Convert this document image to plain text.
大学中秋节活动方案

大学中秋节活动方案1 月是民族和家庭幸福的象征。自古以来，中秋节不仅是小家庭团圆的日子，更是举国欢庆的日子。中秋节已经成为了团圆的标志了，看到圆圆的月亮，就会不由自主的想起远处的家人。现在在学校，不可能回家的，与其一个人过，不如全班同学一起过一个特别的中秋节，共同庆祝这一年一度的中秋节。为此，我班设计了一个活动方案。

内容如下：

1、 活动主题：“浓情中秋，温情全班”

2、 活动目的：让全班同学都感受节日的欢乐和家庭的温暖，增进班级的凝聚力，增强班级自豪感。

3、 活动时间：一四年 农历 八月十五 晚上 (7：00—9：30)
=-=-=
#### Job
Repeat all the entries exactly as given.

#### Correct answer
Convert this document image to plain text.
大学中秋节活动方案

大学中秋节活动方案1 月是民族和家庭幸福的象征。自古以来，中秋节不仅是小家庭团圆的日子，更是举国欢庆的日子。中秋节已经成为了团圆的标志了，看到圆圆的月亮，就会不由自主的想起远处的家人。现在在学校，不可能回家的，与其一个人过，不如全班同学一起过一个特别的中秋节，共同庆祝这一年一度的中秋节。为此，我班设计了一个活动方案。

内容如下：

1、 活动主题：“浓情中秋，温情全班”

2、 活动目的：让全班同学都感受节日的欢乐和家庭的温暖，增进班级的凝聚力，增强班级自豪感。

3、 活动时间：一四年 农历 八月十五 晚上 (7：00—9：30)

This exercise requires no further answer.